** Start of MATERIAL FOR THIS TASK **
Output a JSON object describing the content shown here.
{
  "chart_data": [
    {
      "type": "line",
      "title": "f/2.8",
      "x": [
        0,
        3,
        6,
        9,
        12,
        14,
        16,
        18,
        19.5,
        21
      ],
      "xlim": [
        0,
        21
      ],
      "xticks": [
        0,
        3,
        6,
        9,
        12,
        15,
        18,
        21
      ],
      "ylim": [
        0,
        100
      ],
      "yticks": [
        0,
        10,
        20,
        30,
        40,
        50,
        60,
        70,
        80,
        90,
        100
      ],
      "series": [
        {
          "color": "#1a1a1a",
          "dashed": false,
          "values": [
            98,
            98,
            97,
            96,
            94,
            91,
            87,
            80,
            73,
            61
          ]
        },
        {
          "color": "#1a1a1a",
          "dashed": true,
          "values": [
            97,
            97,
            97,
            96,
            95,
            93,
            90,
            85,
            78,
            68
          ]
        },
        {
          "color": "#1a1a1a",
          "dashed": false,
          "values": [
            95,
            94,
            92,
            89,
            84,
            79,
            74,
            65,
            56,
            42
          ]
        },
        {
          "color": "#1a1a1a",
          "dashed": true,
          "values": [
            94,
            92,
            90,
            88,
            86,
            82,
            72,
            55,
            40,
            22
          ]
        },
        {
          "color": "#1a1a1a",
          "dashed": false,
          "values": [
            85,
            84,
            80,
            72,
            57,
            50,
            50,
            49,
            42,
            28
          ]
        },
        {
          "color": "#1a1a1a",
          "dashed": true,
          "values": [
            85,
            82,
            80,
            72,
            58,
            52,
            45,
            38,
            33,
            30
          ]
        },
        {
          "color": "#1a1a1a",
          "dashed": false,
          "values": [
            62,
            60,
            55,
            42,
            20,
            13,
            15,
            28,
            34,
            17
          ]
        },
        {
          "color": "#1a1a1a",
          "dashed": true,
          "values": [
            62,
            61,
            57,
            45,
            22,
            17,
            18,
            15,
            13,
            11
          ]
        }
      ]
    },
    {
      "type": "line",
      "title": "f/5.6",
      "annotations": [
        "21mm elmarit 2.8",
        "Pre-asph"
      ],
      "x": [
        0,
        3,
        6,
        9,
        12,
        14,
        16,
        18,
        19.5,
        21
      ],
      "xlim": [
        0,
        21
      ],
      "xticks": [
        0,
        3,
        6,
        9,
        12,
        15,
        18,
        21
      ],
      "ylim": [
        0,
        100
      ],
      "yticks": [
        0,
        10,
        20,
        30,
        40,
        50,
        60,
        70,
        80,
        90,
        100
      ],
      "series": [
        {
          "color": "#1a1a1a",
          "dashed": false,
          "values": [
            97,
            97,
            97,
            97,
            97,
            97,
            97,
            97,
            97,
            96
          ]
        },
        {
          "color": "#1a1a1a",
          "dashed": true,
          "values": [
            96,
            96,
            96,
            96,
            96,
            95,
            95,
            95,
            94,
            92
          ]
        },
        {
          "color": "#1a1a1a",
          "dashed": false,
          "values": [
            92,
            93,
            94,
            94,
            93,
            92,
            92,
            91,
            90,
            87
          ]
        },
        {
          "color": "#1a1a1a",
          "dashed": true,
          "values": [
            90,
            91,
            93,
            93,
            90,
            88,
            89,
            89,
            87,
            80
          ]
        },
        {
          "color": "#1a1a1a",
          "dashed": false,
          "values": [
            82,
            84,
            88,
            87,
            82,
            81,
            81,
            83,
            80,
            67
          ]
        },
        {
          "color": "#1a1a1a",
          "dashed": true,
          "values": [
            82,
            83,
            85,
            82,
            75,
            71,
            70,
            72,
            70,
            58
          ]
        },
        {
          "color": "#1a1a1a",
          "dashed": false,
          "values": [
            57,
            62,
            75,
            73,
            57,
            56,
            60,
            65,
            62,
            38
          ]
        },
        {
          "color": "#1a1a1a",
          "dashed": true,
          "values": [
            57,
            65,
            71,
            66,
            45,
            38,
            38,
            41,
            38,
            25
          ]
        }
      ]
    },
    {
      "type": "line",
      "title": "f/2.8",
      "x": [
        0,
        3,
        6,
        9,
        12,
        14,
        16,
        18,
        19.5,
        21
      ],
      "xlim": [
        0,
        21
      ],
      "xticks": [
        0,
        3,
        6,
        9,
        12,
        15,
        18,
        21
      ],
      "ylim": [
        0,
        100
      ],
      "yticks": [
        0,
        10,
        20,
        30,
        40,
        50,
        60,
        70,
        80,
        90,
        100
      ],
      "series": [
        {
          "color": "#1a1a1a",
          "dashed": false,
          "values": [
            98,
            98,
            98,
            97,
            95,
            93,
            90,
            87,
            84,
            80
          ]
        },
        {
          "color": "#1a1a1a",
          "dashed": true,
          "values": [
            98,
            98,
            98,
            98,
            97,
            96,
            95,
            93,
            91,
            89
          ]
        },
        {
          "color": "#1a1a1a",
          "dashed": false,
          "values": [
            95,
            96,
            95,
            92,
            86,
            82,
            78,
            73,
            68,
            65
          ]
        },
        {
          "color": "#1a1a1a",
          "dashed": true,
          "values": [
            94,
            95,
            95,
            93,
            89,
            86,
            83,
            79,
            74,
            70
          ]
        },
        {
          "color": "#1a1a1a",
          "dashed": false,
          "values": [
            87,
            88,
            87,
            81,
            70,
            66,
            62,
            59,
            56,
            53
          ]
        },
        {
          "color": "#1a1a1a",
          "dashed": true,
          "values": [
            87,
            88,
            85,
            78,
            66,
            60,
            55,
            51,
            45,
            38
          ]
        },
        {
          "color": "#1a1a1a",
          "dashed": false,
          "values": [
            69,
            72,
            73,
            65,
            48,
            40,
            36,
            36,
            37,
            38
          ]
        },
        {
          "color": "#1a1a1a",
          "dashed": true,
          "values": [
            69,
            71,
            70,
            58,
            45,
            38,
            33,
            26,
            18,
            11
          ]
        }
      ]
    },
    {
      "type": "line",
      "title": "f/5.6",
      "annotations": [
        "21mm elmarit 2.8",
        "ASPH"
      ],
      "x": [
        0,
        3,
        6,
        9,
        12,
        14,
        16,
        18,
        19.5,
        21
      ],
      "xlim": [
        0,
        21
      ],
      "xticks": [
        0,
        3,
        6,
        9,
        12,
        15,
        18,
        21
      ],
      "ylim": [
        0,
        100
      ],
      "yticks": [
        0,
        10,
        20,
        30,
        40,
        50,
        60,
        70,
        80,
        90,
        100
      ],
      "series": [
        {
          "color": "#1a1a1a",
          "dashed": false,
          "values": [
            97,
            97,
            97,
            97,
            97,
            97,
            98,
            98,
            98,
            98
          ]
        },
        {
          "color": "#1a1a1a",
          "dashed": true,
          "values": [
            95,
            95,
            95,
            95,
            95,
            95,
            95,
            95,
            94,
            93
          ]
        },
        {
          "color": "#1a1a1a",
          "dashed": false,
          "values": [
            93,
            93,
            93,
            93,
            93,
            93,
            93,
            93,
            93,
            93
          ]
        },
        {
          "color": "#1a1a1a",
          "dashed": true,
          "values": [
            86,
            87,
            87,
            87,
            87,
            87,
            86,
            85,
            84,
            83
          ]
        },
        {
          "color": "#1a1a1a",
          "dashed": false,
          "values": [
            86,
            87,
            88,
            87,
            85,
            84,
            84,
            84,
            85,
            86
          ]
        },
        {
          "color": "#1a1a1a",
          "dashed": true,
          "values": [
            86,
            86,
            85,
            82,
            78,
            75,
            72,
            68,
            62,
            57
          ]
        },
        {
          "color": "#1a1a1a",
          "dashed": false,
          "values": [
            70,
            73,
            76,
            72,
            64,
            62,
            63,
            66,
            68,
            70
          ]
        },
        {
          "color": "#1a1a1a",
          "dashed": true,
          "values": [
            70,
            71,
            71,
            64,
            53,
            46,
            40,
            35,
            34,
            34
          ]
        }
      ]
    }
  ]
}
** End of MATERIAL FOR THIS TASK **
== PROBLEM STATEMENT ==
Every line above should be written out again exactly as it stands.

== CORRECT RESPONSE ==
Output a JSON object describing the content shown here.
{
  "chart_data": [
    {
      "type": "line",
      "title": "f/2.8",
      "x": [
        0,
        3,
        6,
        9,
        12,
        14,
        16,
        18,
        19.5,
        21
      ],
      "xlim": [
        0,
        21
      ],
      "xticks": [
        0,
        3,
        6,
        9,
        12,
        15,
        18,
        21
      ],
      "ylim": [
        0,
        100
      ],
      "yticks": [
        0,
        10,
        20,
        30,
        40,
        50,
        60,
        70,
        80,
        90,
        100
      ],
      "series": [
        {
          "color": "#1a1a1a",
          "dashed": false,
          "values": [
            98,
            98,
            97,
            96,
            94,
            91,
            87,
            80,
            73,
            61
          ]
        },
        {
          "color": "#1a1a1a",
          "dashed": true,
          "values": [
            97,
            97,
            97,
            96,
            95,
            93,
            90,
            85,
            78,
            68
          ]
        },
        {
          "color": "#1a1a1a",
          "dashed": false,
          "values": [
            95,
            94,
            92,
            89,
            84,
            79,
            74,
            65,
            56,
            42
          ]
        },
        {
          "color": "#1a1a1a",
          "dashed": true,
          "values": [
            94,
            92,
            90,
            88,
            86,
            82,
            72,
            55,
            40,
            22
          ]
        },
        {
          "color": "#1a1a1a",
          "dashed": false,
          "values": [
            85,
            84,
            80,
            72,
            57,
            50,
            50,
            49,
            42,
            28
          ]
        },
        {
          "color": "#1a1a1a",
          "dashed": true,
          "values": [
            85,
            82,
            80,
            72,
            58,
            52,
            45,
            38,
            33,
            30
          ]
        },
        {
          "color": "#1a1a1a",
          "dashed": false,
          "values": [
            62,
            60,
            55,
            42,
            20,
            13,
            15,
            28,
            34,
            17
          ]
        },
        {
          "color": "#1a1a1a",
          "dashed": true,
          "values": [
            62,
            61,
            57,
            45,
            22,
            17,
            18,
            15,
            13,
            11
          ]
        }
      ]
    },
    {
      "type": "line",
      "title": "f/5.6",
      "annotations": [
        "21mm elmarit 2.8",
        "Pre-asph"
      ],
      "x": [
        0,
        3,
        6,
        9,
        12,
        14,
        16,
        18,
        19.5,
        21
      ],
      "xlim": [
        0,
        21
      ],
      "xticks": [
        0,
        3,
        6,
        9,
        12,
        15,
        18,
        21
      ],
      "ylim": [
        0,
        100
      ],
      "yticks": [
        0,
        10,
        20,
        30,
        40,
        50,
        60,
        70,
        80,
        90,
        100
      ],
      "series": [
        {
          "color": "#1a1a1a",
          "dashed": false,
          "values": [
            97,
            97,
            97,
            97,
            97,
            97,
            97,
            97,
            97,
            96
          ]
        },
        {
          "color": "#1a1a1a",
          "dashed": true,
          "values": [
            96,
            96,
            96,
            96,
            96,
            95,
            95,
            95,
            94,
            92
          ]
        },
        {
          "color": "#1a1a1a",
          "dashed": false,
          "values": [
            92,
            93,
            94,
            94,
            93,
            92,
            92,
            91,
            90,
            87
          ]
        },
        {
          "color": "#1a1a1a",
          "dashed": true,
          "values": [
            90,
            91,
            93,
            93,
            90,
            88,
            89,
            89,
            87,
            80
          ]
        },
        {
          "color": "#1a1a1a",
          "dashed": false,
          "values": [
            82,
            84,
            88,
            87,
            82,
            81,
            81,
            83,
            80,
            67
          ]
        },
        {
          "color": "#1a1a1a",
          "dashed": true,
          "values": [
            82,
            83,
            85,
            82,
            75,
            71,
            70,
            72,
            70,
            58
          ]
        },
        {
          "color": "#1a1a1a",
          "dashed": false,
          "values": [
            57,
            62,
            75,
            73,
            57,
            56,
            60,
            65,
            62,
            38
          ]
        },
        {
          "color": "#1a1a1a",
          "dashed": true,
          "values": [
            57,
            65,
            71,
            66,
            45,
            38,
            38,
            41,
            38,
            25
          ]
        }
      ]
    },
    {
      "type": "line",
      "title": "f/2.8",
      "x": [
        0,
        3,
        6,
        9,
        12,
        14,
        16,
        18,
        19.5,
        21
      ],
      "xlim": [
        0,
        21
      ],
      "xticks": [
        0,
        3,
        6,
        9,
        12,
        15,
        18,
        21
      ],
      "ylim": [
        0,
        100
      ],
      "yticks": [
        0,
        10,
        20,
        30,
        40,
        50,
        60,
        70,
        80,
        90,
        100
      ],
      "series": [
        {
          "color": "#1a1a1a",
          "dashed": false,
          "values": [
            98,
            98,
            98,
            97,
            95,
            93,
            90,
            87,
            84,
            80
          ]
        },
        {
          "color": "#1a1a1a",
          "dashed": true,
          "values": [
            98,
            98,
            98,
            98,
            97,
            96,
            95,
            93,
            91,
            89
          ]
        },
        {
          "color": "#1a1a1a",
          "dashed": false,
          "values": [
            95,
            96,
            95,
            92,
            86,
            82,
            78,
            73,
            68,
            65
          ]
        },
        {
          "color": "#1a1a1a",
          "dashed": true,
          "values": [
            94,
            95,
            95,
            93,
            89,
            86,
            83,
            79,
            74,
            70
          ]
        },
        {
          "color": "#1a1a1a",
          "dashed": false,
          "values": [
            87,
            88,
            87,
            81,
            70,
            66,
            62,
            59,
            56,
            53
          ]
        },
        {
          "color": "#1a1a1a",
          "dashed": true,
          "values": [
            87,
            88,
            85,
            78,
            66,
            60,
            55,
            51,
            45,
            38
          ]
        },
        {
          "color": "#1a1a1a",
          "dashed": false,
          "values": [
            69,
            72,
            73,
            65,
            48,
            40,
            36,
            36,
            37,
            38
          ]
        },
        {
          "color": "#1a1a1a",
          "dashed": true,
          "values": [
            69,
            71,
            70,
            58,
            45,
            38,
            33,
            26,
            18,
            11
          ]
        }
      ]
    },
    {
      "type": "line",
      "title": "f/5.6",
      "annotations": [
        "21mm elmarit 2.8",
        "ASPH"
      ],
      "x": [
        0,
        3,
        6,
        9,
        12,
        14,
        16,
        18,
        19.5,
        21
      ],
      "xlim": [
        0,
        21
      ],
      "xticks": [
        0,
        3,
        6,
        9,
        12,
        15,
        18,
        21
      ],
      "ylim": [
        0,
        100
      ],
      "yticks": [
        0,
        10,
        20,
        30,
        40,
        50,
        60,
        70,
        80,
        90,
        100
      ],
      "series": [
        {
          "color": "#1a1a1a",
          "dashed": false,
          "values": [
            97,
            97,
            97,
            97,
            97,
            97,
            98,
            98,
            98,
            98
          ]
        },
        {
          "color": "#1a1a1a",
          "dashed": true,
          "values": [
            95,
            95,
            95,
            95,
            95,
            95,
            95,
            95,
            94,
            93
          ]
        },
        {
          "color": "#1a1a1a",
          "dashed": false,
          "values": [
            93,
            93,
            93,
            93,
            93,
            93,
            93,
            93,
            93,
            93
          ]
        },
        {
          "color": "#1a1a1a",
          "dashed": true,
          "values": [
            86,
            87,
            87,
            87,
            87,
            87,
            86,
            85,
            84,
            83
          ]
        },
        {
          "color": "#1a1a1a",
          "dashed": false,
          "values": [
            86,
            87,
            88,
            87,
            85,
            84,
            84,
            84,
            85,
            86
          ]
        },
        {
          "color": "#1a1a1a",
          "dashed": true,
          "values": [
            86,
            86,
            85,
            82,
            78,
            75,
            72,
            68,
            62,
            57
          ]
        },
        {
          "color": "#1a1a1a",
          "dashed": false,
          "values": [
            70,
            73,
            76,
            72,
            64,
            62,
            63,
            66,
            68,
            70
          ]
        },
        {
          "color": "#1a1a1a",
          "dashed": true,
          "values": [
            70,
            71,
            71,
            64,
            53,
            46,
            40,
            35,
            34,
            34
          ]
        }
      ]
    }
  ]
}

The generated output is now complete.